### SHORT TASK
Every entry below should be printed exactly, without its images.

### THE INPUT
■ ■ ■ ■ ■ ■ ■

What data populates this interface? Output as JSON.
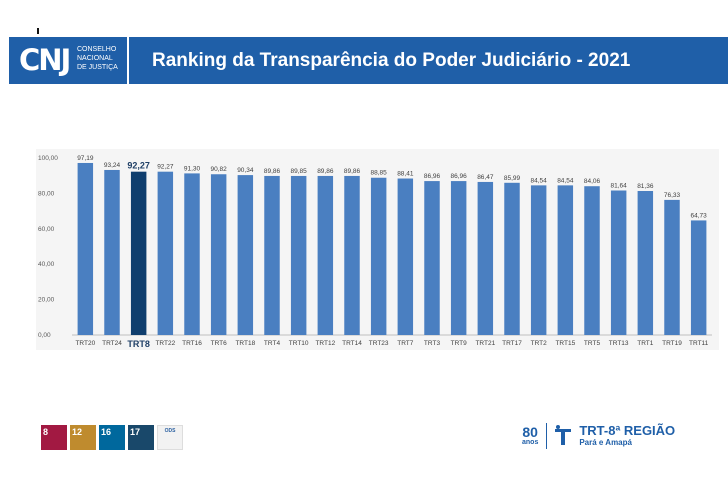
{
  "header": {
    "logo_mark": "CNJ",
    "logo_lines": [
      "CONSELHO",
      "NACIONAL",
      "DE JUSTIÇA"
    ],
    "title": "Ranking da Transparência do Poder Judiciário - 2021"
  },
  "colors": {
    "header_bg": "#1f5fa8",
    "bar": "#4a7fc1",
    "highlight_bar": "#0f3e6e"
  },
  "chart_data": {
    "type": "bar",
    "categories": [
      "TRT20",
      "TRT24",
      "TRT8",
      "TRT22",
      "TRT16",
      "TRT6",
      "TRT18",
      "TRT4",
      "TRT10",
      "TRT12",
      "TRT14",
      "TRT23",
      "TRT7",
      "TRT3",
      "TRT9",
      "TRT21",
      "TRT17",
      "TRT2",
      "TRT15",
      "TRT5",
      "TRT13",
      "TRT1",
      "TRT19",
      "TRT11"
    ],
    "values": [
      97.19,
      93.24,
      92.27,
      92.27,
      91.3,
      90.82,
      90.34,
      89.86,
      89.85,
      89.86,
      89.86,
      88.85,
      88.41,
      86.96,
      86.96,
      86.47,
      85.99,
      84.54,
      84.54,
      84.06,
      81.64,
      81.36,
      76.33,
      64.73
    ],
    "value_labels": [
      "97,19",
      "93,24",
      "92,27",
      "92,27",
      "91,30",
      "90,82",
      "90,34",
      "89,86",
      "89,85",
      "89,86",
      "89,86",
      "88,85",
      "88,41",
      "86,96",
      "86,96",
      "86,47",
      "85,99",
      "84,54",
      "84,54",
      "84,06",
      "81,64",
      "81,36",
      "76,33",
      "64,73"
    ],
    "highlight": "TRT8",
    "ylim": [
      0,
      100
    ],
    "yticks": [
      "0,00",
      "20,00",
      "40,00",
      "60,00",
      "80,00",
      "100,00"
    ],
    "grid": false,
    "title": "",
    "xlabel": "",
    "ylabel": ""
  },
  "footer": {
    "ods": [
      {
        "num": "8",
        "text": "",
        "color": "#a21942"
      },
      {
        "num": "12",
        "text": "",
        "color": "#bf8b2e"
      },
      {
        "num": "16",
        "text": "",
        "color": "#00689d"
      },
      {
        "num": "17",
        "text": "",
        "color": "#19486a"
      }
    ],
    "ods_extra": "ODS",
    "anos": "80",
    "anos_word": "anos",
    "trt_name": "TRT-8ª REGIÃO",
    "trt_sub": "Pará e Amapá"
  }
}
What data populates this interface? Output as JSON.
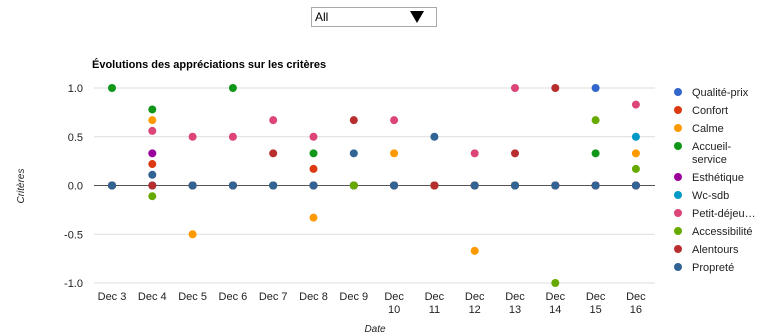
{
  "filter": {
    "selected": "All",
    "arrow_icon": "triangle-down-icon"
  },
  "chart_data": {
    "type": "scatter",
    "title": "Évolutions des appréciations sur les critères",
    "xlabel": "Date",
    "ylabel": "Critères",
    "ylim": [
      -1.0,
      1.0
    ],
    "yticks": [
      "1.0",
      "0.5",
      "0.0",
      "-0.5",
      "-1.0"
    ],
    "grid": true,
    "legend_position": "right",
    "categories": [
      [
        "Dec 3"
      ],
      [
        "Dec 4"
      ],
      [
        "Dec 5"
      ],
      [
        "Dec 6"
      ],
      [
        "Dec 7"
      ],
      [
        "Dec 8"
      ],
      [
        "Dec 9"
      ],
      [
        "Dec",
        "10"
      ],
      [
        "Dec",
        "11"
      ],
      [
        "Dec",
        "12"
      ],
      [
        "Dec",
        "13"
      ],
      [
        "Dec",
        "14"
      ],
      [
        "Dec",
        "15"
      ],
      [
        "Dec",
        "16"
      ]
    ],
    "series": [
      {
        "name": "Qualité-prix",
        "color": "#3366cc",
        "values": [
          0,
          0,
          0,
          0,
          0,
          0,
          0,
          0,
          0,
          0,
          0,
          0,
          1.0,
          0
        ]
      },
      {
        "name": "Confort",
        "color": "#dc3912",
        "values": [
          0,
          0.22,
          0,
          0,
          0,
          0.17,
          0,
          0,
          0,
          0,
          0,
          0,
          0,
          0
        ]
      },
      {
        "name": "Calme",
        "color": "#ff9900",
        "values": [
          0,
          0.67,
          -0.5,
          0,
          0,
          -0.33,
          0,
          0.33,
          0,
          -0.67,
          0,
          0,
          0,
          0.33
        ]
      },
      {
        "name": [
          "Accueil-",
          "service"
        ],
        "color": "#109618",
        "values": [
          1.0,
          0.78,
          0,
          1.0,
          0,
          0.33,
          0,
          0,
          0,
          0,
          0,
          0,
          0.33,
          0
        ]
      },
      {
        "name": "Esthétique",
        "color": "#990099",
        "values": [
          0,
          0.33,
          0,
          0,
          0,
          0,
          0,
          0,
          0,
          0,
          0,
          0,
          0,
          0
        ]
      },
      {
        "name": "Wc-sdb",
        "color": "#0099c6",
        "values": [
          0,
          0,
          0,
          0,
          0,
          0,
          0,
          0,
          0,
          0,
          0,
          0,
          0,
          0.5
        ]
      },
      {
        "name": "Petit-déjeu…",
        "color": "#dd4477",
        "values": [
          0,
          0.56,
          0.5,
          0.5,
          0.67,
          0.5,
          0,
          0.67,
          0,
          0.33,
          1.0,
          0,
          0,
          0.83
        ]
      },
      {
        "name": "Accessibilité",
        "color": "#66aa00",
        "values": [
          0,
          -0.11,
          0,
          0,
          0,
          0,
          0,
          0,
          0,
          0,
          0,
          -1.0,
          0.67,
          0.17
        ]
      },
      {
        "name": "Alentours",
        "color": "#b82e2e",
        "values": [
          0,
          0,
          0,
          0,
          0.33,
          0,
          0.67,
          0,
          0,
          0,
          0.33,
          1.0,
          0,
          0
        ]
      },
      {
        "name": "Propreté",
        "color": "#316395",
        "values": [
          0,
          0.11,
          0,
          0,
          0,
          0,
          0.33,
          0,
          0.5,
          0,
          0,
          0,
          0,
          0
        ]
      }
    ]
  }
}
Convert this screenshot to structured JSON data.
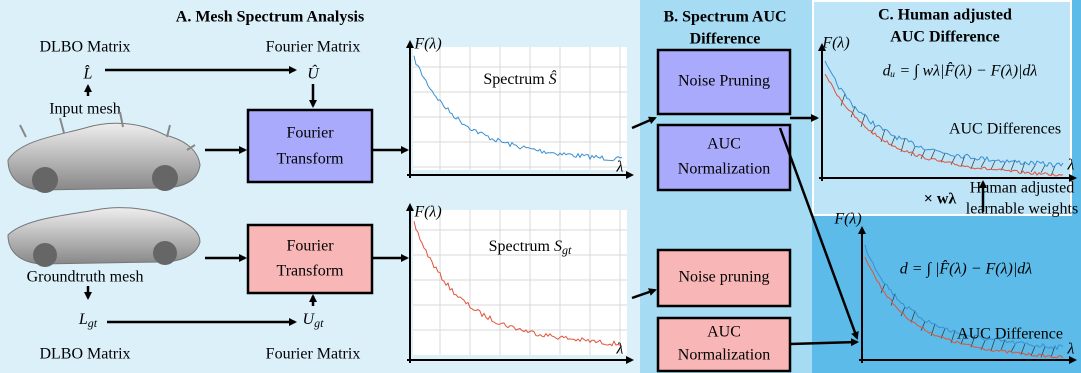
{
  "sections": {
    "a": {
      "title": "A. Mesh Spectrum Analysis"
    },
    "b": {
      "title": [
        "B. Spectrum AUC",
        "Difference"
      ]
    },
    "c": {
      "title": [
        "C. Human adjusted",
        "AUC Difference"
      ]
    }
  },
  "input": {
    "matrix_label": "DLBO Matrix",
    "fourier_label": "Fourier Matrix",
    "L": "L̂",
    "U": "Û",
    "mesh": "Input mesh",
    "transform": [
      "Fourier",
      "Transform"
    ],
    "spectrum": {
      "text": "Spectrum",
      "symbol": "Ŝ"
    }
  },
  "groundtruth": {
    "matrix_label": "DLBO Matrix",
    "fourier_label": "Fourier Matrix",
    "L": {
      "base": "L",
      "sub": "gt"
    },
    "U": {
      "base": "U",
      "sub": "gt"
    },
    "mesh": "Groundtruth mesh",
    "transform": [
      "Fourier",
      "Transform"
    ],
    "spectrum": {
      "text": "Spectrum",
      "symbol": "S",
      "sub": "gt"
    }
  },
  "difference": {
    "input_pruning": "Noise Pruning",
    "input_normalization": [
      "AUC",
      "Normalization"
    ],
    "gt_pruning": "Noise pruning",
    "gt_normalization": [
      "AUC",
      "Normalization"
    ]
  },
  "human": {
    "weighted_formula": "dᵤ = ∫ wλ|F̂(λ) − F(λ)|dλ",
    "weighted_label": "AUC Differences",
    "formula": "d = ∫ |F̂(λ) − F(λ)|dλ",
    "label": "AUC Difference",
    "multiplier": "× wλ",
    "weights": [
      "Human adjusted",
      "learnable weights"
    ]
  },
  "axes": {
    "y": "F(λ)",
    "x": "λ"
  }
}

■ ■ ■ ■ ■ ■ ■

### TASK OUTPUT
What data populates this interface? Output as JSON.
{
  "header": {
    "logo_mark": "CNJ",
    "logo_lines": [
      "CONSELHO",
      "NACIONAL",
      "DE JUSTIÇA"
    ],
    "title": "Ranking da Transparência do Poder Judiciário - 2021"
  },
  "colors": {
    "header_bg": "#1f5fa8",
    "bar": "#4a7fc1",
    "highlight_bar": "#0f3e6e"
  },
  "chart_data": {
    "type": "bar",
    "categories": [
      "TRT20",
      "TRT24",
      "TRT8",
      "TRT22",
      "TRT16",
      "TRT6",
      "TRT18",
      "TRT4",
      "TRT10",
      "TRT12",
      "TRT14",
      "TRT23",
      "TRT7",
      "TRT3",
      "TRT9",
      "TRT21",
      "TRT17",
      "TRT2",
      "TRT15",
      "TRT5",
      "TRT13",
      "TRT1",
      "TRT19",
      "TRT11"
    ],
    "values": [
      97.19,
      93.24,
      92.27,
      92.27,
      91.3,
      90.82,
      90.34,
      89.86,
      89.85,
      89.86,
      89.86,
      88.85,
      88.41,
      86.96,
      86.96,
      86.47,
      85.99,
      84.54,
      84.54,
      84.06,
      81.64,
      81.36,
      76.33,
      64.73
    ],
    "value_labels": [
      "97,19",
      "93,24",
      "92,27",
      "92,27",
      "91,30",
      "90,82",
      "90,34",
      "89,86",
      "89,85",
      "89,86",
      "89,86",
      "88,85",
      "88,41",
      "86,96",
      "86,96",
      "86,47",
      "85,99",
      "84,54",
      "84,54",
      "84,06",
      "81,64",
      "81,36",
      "76,33",
      "64,73"
    ],
    "highlight": "TRT8",
    "ylim": [
      0,
      100
    ],
    "yticks": [
      "0,00",
      "20,00",
      "40,00",
      "60,00",
      "80,00",
      "100,00"
    ],
    "grid": false,
    "title": "",
    "xlabel": "",
    "ylabel": ""
  },
  "footer": {
    "ods": [
      {
        "num": "8",
        "text": "",
        "color": "#a21942"
      },
      {
        "num": "12",
        "text": "",
        "color": "#bf8b2e"
      },
      {
        "num": "16",
        "text": "",
        "color": "#00689d"
      },
      {
        "num": "17",
        "text": "",
        "color": "#19486a"
      }
    ],
    "ods_extra": "ODS",
    "anos": "80",
    "anos_word": "anos",
    "trt_name": "TRT-8ª REGIÃO",
    "trt_sub": "Pará e Amapá"
  }
}
What data populates this interface? Output as JSON.
{
  "filter": {
    "selected": "All",
    "arrow_icon": "triangle-down-icon"
  },
  "chart_data": {
    "type": "scatter",
    "title": "Évolutions des appréciations sur les critères",
    "xlabel": "Date",
    "ylabel": "Critères",
    "ylim": [
      -1.0,
      1.0
    ],
    "yticks": [
      "1.0",
      "0.5",
      "0.0",
      "-0.5",
      "-1.0"
    ],
    "grid": true,
    "legend_position": "right",
    "categories": [
      [
        "Dec 3"
      ],
      [
        "Dec 4"
      ],
      [
        "Dec 5"
      ],
      [
        "Dec 6"
      ],
      [
        "Dec 7"
      ],
      [
        "Dec 8"
      ],
      [
        "Dec 9"
      ],
      [
        "Dec",
        "10"
      ],
      [
        "Dec",
        "11"
      ],
      [
        "Dec",
        "12"
      ],
      [
        "Dec",
        "13"
      ],
      [
        "Dec",
        "14"
      ],
      [
        "Dec",
        "15"
      ],
      [
        "Dec",
        "16"
      ]
    ],
    "series": [
      {
        "name": "Qualité-prix",
        "color": "#3366cc",
        "values": [
          0,
          0,
          0,
          0,
          0,
          0,
          0,
          0,
          0,
          0,
          0,
          0,
          1.0,
          0
        ]
      },
      {
        "name": "Confort",
        "color": "#dc3912",
        "values": [
          0,
          0.22,
          0,
          0,
          0,
          0.17,
          0,
          0,
          0,
          0,
          0,
          0,
          0,
          0
        ]
      },
      {
        "name": "Calme",
        "color": "#ff9900",
        "values": [
          0,
          0.67,
          -0.5,
          0,
          0,
          -0.33,
          0,
          0.33,
          0,
          -0.67,
          0,
          0,
          0,
          0.33
        ]
      },
      {
        "name": [
          "Accueil-",
          "service"
        ],
        "color": "#109618",
        "values": [
          1.0,
          0.78,
          0,
          1.0,
          0,
          0.33,
          0,
          0,
          0,
          0,
          0,
          0,
          0.33,
          0
        ]
      },
      {
        "name": "Esthétique",
        "color": "#990099",
        "values": [
          0,
          0.33,
          0,
          0,
          0,
          0,
          0,
          0,
          0,
          0,
          0,
          0,
          0,
          0
        ]
      },
      {
        "name": "Wc-sdb",
        "color": "#0099c6",
        "values": [
          0,
          0,
          0,
          0,
          0,
          0,
          0,
          0,
          0,
          0,
          0,
          0,
          0,
          0.5
        ]
      },
      {
        "name": "Petit-déjeu…",
        "color": "#dd4477",
        "values": [
          0,
          0.56,
          0.5,
          0.5,
          0.67,
          0.5,
          0,
          0.67,
          0,
          0.33,
          1.0,
          0,
          0,
          0.83
        ]
      },
      {
        "name": "Accessibilité",
        "color": "#66aa00",
        "values": [
          0,
          -0.11,
          0,
          0,
          0,
          0,
          0,
          0,
          0,
          0,
          0,
          -1.0,
          0.67,
          0.17
        ]
      },
      {
        "name": "Alentours",
        "color": "#b82e2e",
        "values": [
          0,
          0,
          0,
          0,
          0.33,
          0,
          0.67,
          0,
          0,
          0,
          0.33,
          1.0,
          0,
          0
        ]
      },
      {
        "name": "Propreté",
        "color": "#316395",
        "values": [
          0,
          0.11,
          0,
          0,
          0,
          0,
          0.33,
          0,
          0.5,
          0,
          0,
          0,
          0,
          0
        ]
      }
    ]
  }
}
Convert this screenshot to structured JSON data.
{
  "sections": {
    "a": {
      "title": "A. Mesh Spectrum Analysis"
    },
    "b": {
      "title": [
        "B. Spectrum AUC",
        "Difference"
      ]
    },
    "c": {
      "title": [
        "C. Human adjusted",
        "AUC Difference"
      ]
    }
  },
  "input": {
    "matrix_label": "DLBO Matrix",
    "fourier_label": "Fourier Matrix",
    "L": "L̂",
    "U": "Û",
    "mesh": "Input mesh",
    "transform": [
      "Fourier",
      "Transform"
    ],
    "spectrum": {
      "text": "Spectrum",
      "symbol": "Ŝ"
    }
  },
  "groundtruth": {
    "matrix_label": "DLBO Matrix",
    "fourier_label": "Fourier Matrix",
    "L": {
      "base": "L",
      "sub": "gt"
    },
    "U": {
      "base": "U",
      "sub": "gt"
    },
    "mesh": "Groundtruth mesh",
    "transform": [
      "Fourier",
      "Transform"
    ],
    "spectrum": {
      "text": "Spectrum",
      "symbol": "S",
      "sub": "gt"
    }
  },
  "difference": {
    "input_pruning": "Noise Pruning",
    "input_normalization": [
      "AUC",
      "Normalization"
    ],
    "gt_pruning": "Noise pruning",
    "gt_normalization": [
      "AUC",
      "Normalization"
    ]
  },
  "human": {
    "weighted_formula": "dᵤ = ∫ wλ|F̂(λ) − F(λ)|dλ",
    "weighted_label": "AUC Differences",
    "formula": "d = ∫ |F̂(λ) − F(λ)|dλ",
    "label": "AUC Difference",
    "multiplier": "× wλ",
    "weights": [
      "Human adjusted",
      "learnable weights"
    ]
  },
  "axes": {
    "y": "F(λ)",
    "x": "λ"
  }
}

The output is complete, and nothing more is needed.